• [Description of the task] Reproduce the material below line for line, without changing a single character.
— start —
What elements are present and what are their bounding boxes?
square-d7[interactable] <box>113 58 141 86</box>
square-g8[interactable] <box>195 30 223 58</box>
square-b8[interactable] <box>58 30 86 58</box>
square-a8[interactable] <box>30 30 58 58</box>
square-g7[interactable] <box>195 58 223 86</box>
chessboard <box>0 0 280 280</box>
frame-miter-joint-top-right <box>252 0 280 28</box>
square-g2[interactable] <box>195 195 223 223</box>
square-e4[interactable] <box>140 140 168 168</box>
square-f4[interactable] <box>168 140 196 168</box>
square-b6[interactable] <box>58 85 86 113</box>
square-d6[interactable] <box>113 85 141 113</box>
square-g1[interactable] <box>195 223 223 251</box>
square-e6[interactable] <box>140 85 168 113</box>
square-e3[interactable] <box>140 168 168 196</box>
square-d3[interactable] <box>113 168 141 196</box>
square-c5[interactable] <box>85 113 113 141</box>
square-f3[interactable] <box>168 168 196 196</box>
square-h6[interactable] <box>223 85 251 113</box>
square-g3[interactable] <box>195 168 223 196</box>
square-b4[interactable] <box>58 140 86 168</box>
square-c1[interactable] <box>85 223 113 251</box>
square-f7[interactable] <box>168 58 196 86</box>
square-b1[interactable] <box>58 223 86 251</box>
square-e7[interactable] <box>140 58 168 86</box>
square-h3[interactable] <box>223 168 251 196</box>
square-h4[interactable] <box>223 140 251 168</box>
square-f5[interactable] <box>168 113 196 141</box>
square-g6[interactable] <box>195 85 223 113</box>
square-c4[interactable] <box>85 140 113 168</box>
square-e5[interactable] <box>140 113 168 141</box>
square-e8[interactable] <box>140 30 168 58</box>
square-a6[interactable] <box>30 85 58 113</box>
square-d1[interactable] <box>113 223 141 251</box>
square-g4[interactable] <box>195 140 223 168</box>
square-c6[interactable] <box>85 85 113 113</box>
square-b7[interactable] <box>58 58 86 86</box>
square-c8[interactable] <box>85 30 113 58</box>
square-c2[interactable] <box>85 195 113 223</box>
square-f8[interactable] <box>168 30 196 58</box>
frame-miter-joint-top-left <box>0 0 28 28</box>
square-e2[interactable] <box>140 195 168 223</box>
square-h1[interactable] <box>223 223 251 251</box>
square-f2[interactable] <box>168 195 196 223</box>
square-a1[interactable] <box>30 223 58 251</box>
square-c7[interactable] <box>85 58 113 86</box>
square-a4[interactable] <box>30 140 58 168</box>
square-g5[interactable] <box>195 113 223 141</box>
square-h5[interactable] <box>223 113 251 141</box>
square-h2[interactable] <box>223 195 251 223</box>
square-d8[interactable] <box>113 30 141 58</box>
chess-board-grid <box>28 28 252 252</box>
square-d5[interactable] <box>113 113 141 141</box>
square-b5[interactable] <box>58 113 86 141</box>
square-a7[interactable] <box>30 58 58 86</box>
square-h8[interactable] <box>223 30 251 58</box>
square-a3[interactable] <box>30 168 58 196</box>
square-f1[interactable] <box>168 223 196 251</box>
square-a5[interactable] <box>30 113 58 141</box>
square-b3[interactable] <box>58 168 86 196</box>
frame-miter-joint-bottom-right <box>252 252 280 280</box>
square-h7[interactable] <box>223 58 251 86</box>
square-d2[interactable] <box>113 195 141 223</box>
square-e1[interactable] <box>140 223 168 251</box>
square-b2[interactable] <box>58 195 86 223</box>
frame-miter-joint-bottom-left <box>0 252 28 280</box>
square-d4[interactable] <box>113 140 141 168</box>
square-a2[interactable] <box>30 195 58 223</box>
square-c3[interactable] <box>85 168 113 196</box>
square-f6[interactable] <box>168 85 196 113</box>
— end —
• [Written response]
What elements are present and what are their bounding boxes?
square-d7[interactable] <box>113 58 141 86</box>
square-g8[interactable] <box>195 30 223 58</box>
square-b8[interactable] <box>58 30 86 58</box>
square-a8[interactable] <box>30 30 58 58</box>
square-g7[interactable] <box>195 58 223 86</box>
chessboard <box>0 0 280 280</box>
frame-miter-joint-top-right <box>252 0 280 28</box>
square-g2[interactable] <box>195 195 223 223</box>
square-e4[interactable] <box>140 140 168 168</box>
square-f4[interactable] <box>168 140 196 168</box>
square-b6[interactable] <box>58 85 86 113</box>
square-d6[interactable] <box>113 85 141 113</box>
square-g1[interactable] <box>195 223 223 251</box>
square-e6[interactable] <box>140 85 168 113</box>
square-e3[interactable] <box>140 168 168 196</box>
square-d3[interactable] <box>113 168 141 196</box>
square-c5[interactable] <box>85 113 113 141</box>
square-f3[interactable] <box>168 168 196 196</box>
square-h6[interactable] <box>223 85 251 113</box>
square-g3[interactable] <box>195 168 223 196</box>
square-b4[interactable] <box>58 140 86 168</box>
square-c1[interactable] <box>85 223 113 251</box>
square-f7[interactable] <box>168 58 196 86</box>
square-b1[interactable] <box>58 223 86 251</box>
square-e7[interactable] <box>140 58 168 86</box>
square-h3[interactable] <box>223 168 251 196</box>
square-h4[interactable] <box>223 140 251 168</box>
square-f5[interactable] <box>168 113 196 141</box>
square-g6[interactable] <box>195 85 223 113</box>
square-c4[interactable] <box>85 140 113 168</box>
square-e5[interactable] <box>140 113 168 141</box>
square-e8[interactable] <box>140 30 168 58</box>
square-a6[interactable] <box>30 85 58 113</box>
square-d1[interactable] <box>113 223 141 251</box>
square-g4[interactable] <box>195 140 223 168</box>
square-c6[interactable] <box>85 85 113 113</box>
square-b7[interactable] <box>58 58 86 86</box>
square-c8[interactable] <box>85 30 113 58</box>
square-c2[interactable] <box>85 195 113 223</box>
square-f8[interactable] <box>168 30 196 58</box>
frame-miter-joint-top-left <box>0 0 28 28</box>
square-e2[interactable] <box>140 195 168 223</box>
square-h1[interactable] <box>223 223 251 251</box>
square-f2[interactable] <box>168 195 196 223</box>
square-a1[interactable] <box>30 223 58 251</box>
square-c7[interactable] <box>85 58 113 86</box>
square-a4[interactable] <box>30 140 58 168</box>
square-g5[interactable] <box>195 113 223 141</box>
square-h5[interactable] <box>223 113 251 141</box>
square-h2[interactable] <box>223 195 251 223</box>
square-d8[interactable] <box>113 30 141 58</box>
chess-board-grid <box>28 28 252 252</box>
square-d5[interactable] <box>113 113 141 141</box>
square-b5[interactable] <box>58 113 86 141</box>
square-a7[interactable] <box>30 58 58 86</box>
square-h8[interactable] <box>223 30 251 58</box>
square-a3[interactable] <box>30 168 58 196</box>
square-f1[interactable] <box>168 223 196 251</box>
square-a5[interactable] <box>30 113 58 141</box>
square-b3[interactable] <box>58 168 86 196</box>
frame-miter-joint-bottom-right <box>252 252 280 280</box>
square-h7[interactable] <box>223 58 251 86</box>
square-d2[interactable] <box>113 195 141 223</box>
square-e1[interactable] <box>140 223 168 251</box>
square-b2[interactable] <box>58 195 86 223</box>
frame-miter-joint-bottom-left <box>0 252 28 280</box>
square-d4[interactable] <box>113 140 141 168</box>
square-a2[interactable] <box>30 195 58 223</box>
square-c3[interactable] <box>85 168 113 196</box>
square-f6[interactable] <box>168 85 196 113</box>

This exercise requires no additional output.